There are many advantages of geothermal energy. It can be extracted without burning a fossil fuel such as coal, gas, or oil. Geothermal fields produce only about one-sixth of the carbon dioxide that a relatively clean natural-gas-fueled power plant produces. Binary plants release essentially no emissions. Unlike solar and wind energy, geothermal energy is always available, 365 days a year. It's also relatively inexpensive; savings from direct use can be as much as 80 percent over fossil fuels.
But it has some environmental problems. The main concern is the release of hydrogen sulfide, a gas that smells like rotten egg at low concentrations. Another concern is the disposal of some geothermal fluids, which may contain low levels of toxic materials. Although geothermal sites are capable of providing heat for many decades, eventually specific locations may cool down.

Acid Rain: Effects Felt Through the Food Chain

Acid rain describes any form of precipitation with high levels of nitric and sulfuric acids. It can also occur in the form of snow, fog, and tiny bits of dry material that settle to Earth.
Rotting vegetation and erupting volcanoes release some chemicals that can cause acid rain, but most acid rain falls because of human activities. The biggest culprit is the burning of fossil fuels by coal-burning power plants, factories, and automobiles.

[Problem 1] Decide whether each statement agrees with the geothermal energy and acid rain passage: (a) geothermal fields produce about one-third of the carbon dioxide of a natural-gas-fueled power plant; (b) savings from direct use of geothermal energy can reach 80 percent over fossil fuels; (c) most acid rain comes from erupting volcanoes. For each, answer yes or no and quote the deciding words.
[Problem 2] Output the part of the geothermal energy and acid rain passage starting with "Acid rain describes" and going on through "factories, and automobiles.".
The listing that comes next was taken from a separate source.

Page layout parsing data:
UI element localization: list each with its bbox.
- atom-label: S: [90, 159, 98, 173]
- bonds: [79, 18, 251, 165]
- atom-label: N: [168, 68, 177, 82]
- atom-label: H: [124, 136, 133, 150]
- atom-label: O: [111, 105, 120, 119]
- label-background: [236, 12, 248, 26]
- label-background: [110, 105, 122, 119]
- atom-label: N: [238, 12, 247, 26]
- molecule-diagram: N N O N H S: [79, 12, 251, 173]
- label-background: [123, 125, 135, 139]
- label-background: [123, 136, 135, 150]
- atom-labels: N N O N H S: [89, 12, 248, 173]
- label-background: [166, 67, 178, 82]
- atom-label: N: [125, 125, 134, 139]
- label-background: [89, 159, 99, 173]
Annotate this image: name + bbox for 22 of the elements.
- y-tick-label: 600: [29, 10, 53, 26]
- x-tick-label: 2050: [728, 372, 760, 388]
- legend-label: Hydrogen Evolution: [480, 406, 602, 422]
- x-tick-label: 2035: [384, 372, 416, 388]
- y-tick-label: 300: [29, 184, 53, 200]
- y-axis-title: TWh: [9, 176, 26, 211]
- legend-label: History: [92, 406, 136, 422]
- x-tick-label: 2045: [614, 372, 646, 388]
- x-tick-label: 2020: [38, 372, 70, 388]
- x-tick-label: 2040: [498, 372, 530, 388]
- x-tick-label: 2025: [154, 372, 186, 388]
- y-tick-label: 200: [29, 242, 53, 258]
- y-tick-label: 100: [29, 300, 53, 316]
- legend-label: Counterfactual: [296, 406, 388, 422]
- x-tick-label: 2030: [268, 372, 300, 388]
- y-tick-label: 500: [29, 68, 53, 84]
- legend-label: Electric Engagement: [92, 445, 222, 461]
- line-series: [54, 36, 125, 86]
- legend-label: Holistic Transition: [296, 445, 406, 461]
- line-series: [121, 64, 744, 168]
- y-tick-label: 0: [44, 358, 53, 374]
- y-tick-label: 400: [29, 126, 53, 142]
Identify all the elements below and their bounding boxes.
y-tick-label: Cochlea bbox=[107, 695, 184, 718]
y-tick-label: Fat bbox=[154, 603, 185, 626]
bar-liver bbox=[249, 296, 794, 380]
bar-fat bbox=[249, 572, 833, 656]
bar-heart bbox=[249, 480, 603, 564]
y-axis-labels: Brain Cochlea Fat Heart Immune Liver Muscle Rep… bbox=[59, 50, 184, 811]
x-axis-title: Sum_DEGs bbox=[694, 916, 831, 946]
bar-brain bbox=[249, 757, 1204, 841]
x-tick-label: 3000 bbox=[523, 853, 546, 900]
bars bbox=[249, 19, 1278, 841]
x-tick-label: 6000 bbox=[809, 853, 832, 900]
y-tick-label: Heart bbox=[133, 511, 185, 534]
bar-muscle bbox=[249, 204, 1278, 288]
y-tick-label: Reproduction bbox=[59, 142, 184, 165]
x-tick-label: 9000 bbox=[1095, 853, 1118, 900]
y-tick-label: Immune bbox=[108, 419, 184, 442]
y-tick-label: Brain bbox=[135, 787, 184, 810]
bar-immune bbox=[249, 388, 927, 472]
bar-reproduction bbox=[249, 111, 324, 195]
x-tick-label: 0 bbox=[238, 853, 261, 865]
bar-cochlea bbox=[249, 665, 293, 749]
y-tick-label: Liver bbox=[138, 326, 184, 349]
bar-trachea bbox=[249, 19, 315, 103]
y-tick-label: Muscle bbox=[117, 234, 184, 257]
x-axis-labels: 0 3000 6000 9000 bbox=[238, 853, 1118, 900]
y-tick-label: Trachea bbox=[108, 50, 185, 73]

[Task output 1]
(a) No: "Geothermal fields produce only about one-sixth of the carbon dioxide that a relatively clean natural-gas-fueled power plant produces."
(b) Yes: "savings from direct use can be as much as 80 percent over fossil fuels."
(c) No: "but most acid rain falls because of human activities."

[Task output 2]
Acid rain describes any form of precipitation with high levels of nitric and sulfuric acids. It can also occur in the form of snow, fog, and tiny bits of dry material that settle to Earth.
Rotting vegetation and erupting volcanoes release some chemicals that can cause acid rain, but most acid rain falls because of human activities. The biggest culprit is the burning of fossil fuels by coal-burning power plants, factories, and automobiles.